Provided data:
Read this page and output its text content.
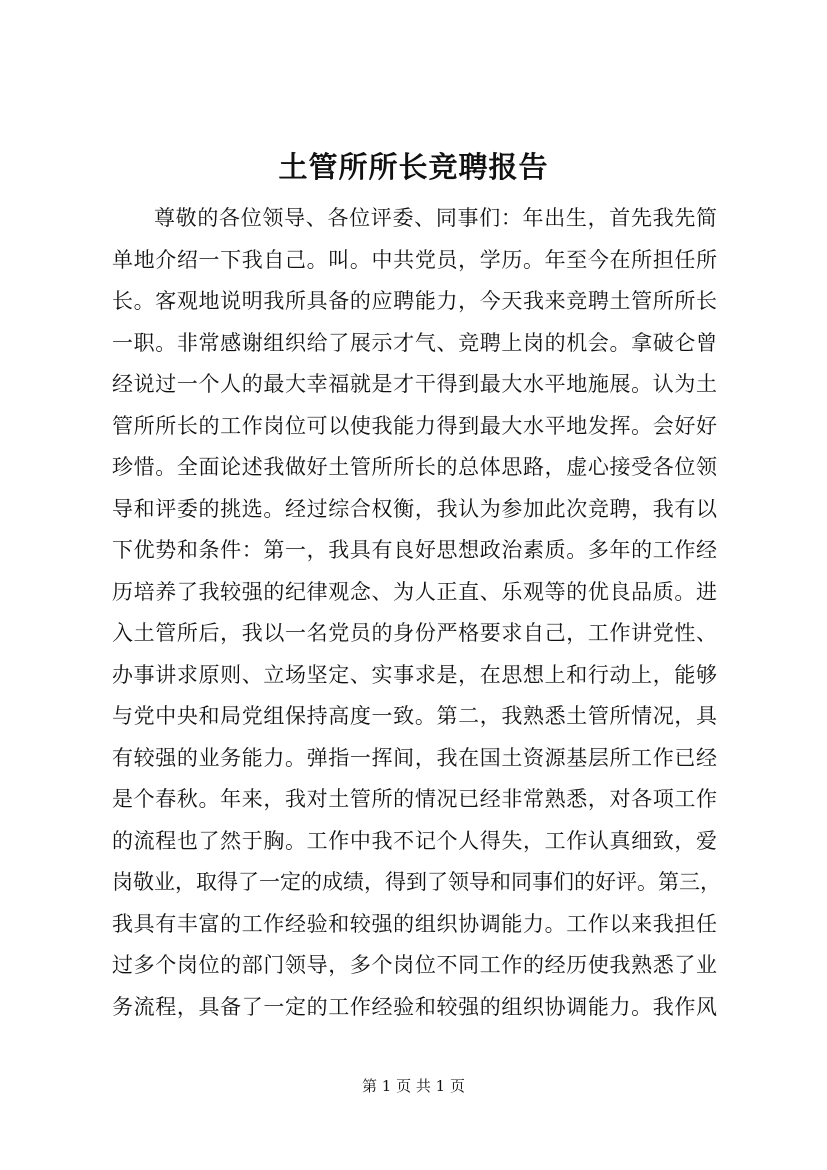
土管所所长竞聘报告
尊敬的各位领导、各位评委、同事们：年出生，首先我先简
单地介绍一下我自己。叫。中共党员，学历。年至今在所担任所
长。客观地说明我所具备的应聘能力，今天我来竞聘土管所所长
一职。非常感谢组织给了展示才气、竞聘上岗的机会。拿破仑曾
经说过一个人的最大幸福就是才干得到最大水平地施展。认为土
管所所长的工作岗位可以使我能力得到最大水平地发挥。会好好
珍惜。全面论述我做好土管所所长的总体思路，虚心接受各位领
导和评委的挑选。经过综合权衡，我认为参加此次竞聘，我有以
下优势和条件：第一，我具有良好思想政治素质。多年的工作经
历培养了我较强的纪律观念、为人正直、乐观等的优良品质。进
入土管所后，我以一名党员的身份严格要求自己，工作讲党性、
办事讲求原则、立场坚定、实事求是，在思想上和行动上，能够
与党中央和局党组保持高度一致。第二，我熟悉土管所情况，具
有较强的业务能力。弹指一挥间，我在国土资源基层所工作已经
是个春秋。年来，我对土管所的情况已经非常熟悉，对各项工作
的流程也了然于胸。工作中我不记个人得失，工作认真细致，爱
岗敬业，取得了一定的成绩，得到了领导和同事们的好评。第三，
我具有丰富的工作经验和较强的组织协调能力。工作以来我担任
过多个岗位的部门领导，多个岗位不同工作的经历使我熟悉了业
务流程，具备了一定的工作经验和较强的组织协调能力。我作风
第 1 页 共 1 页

==

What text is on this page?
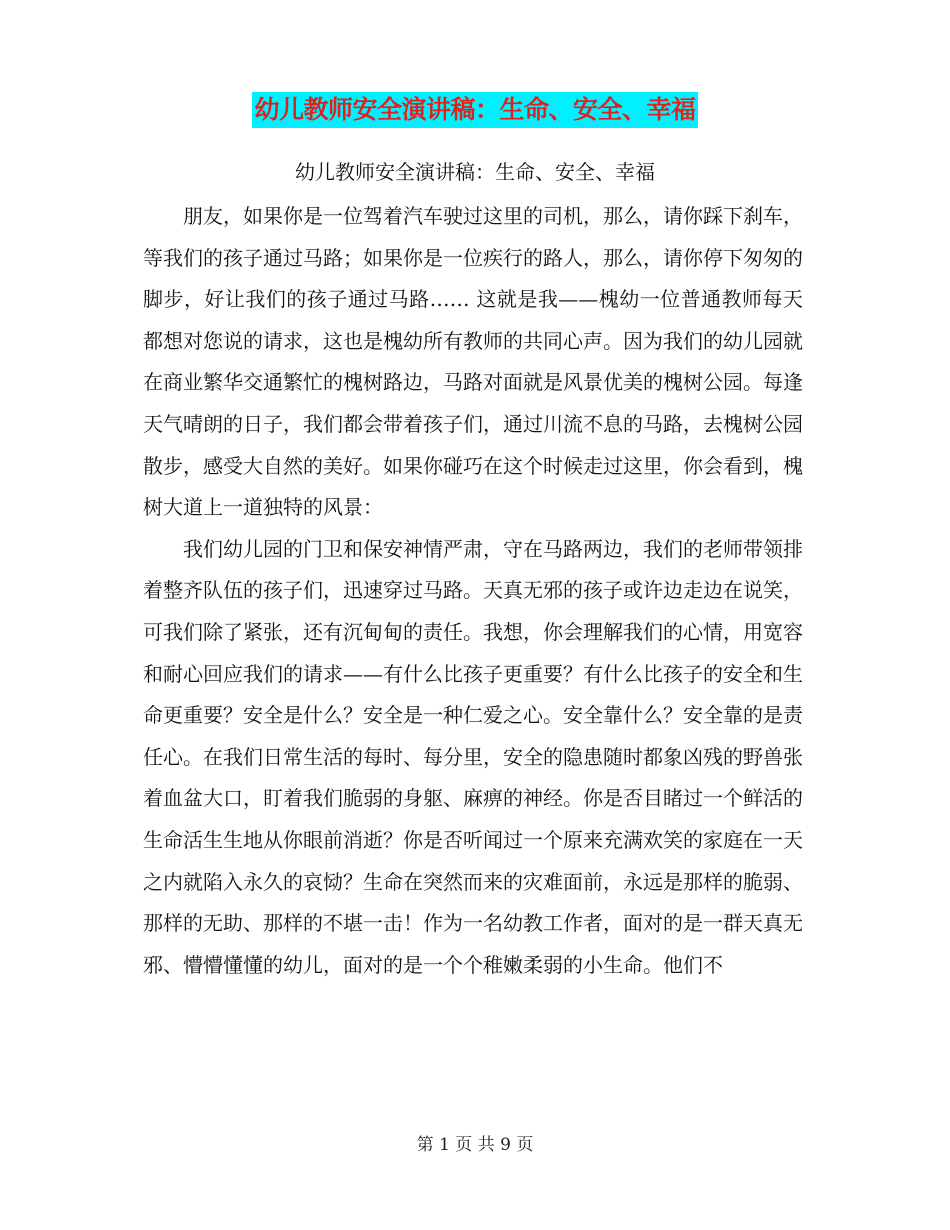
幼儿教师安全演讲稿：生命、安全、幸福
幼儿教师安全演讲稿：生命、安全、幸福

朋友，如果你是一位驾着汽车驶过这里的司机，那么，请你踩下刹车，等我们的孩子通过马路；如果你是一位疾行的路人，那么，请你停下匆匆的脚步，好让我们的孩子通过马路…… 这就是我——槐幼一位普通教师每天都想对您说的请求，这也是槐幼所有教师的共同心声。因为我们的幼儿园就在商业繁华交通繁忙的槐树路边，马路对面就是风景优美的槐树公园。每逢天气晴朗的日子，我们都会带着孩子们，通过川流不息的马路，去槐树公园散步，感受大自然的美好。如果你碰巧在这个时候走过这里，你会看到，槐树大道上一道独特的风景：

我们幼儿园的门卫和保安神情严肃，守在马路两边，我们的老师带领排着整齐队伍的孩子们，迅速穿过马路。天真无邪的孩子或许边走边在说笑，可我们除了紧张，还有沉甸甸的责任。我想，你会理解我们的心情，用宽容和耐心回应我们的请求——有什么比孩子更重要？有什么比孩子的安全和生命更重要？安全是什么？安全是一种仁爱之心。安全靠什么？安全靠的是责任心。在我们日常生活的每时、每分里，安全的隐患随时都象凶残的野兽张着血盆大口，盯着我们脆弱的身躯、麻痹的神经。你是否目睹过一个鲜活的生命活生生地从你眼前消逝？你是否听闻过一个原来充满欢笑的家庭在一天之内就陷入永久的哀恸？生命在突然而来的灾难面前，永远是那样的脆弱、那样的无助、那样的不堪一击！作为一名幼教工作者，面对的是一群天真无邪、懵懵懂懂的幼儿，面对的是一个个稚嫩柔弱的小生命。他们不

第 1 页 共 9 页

...

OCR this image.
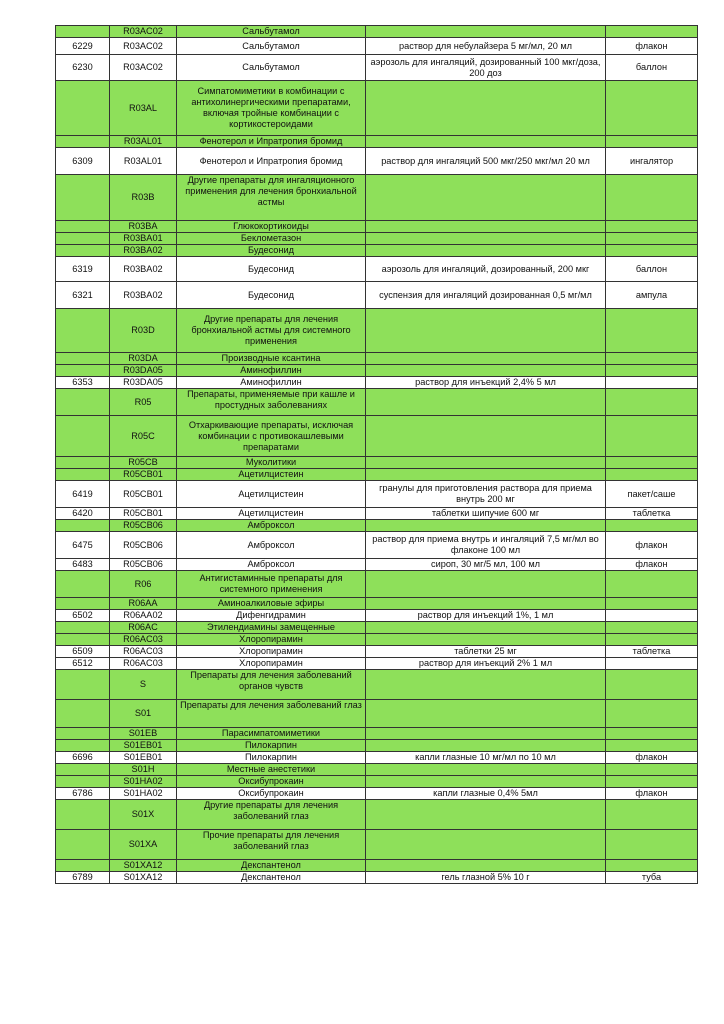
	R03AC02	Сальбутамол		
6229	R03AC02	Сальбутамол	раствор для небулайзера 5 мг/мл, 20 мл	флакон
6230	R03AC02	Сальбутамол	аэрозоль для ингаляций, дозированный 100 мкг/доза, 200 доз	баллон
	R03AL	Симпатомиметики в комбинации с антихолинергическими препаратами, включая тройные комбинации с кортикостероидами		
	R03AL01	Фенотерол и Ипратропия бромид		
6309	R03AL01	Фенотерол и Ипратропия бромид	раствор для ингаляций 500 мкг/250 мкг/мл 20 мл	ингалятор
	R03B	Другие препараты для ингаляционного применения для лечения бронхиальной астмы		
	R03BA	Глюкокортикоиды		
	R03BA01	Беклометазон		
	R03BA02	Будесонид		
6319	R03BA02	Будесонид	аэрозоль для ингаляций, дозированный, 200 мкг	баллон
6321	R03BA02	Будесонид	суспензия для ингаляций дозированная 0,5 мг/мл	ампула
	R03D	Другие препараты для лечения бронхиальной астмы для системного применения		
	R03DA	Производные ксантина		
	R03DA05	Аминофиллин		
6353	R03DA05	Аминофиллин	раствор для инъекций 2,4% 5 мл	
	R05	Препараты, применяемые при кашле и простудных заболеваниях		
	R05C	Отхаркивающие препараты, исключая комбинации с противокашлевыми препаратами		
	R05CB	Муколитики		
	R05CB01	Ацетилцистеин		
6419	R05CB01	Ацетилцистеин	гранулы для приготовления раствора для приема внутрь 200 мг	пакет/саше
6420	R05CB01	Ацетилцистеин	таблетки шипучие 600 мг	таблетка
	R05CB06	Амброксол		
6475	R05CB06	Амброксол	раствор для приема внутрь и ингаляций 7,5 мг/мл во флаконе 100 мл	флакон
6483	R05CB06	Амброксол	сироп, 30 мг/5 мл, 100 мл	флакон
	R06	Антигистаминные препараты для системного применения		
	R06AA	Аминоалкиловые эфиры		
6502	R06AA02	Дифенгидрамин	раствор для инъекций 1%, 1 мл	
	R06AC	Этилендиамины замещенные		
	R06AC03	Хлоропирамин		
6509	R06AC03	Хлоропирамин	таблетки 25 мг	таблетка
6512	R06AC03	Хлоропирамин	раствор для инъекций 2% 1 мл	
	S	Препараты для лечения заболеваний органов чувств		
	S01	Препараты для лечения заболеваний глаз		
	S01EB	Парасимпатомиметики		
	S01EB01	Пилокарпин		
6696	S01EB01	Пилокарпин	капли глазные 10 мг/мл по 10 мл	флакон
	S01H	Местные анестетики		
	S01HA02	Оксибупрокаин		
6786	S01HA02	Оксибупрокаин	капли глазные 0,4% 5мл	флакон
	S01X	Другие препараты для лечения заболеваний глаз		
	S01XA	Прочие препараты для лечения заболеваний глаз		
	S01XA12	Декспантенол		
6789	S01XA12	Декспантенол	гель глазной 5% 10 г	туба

What to produce: Report the number of lines above that contain the word "Аминофиллин", and only that number.

Result of this exercise: 2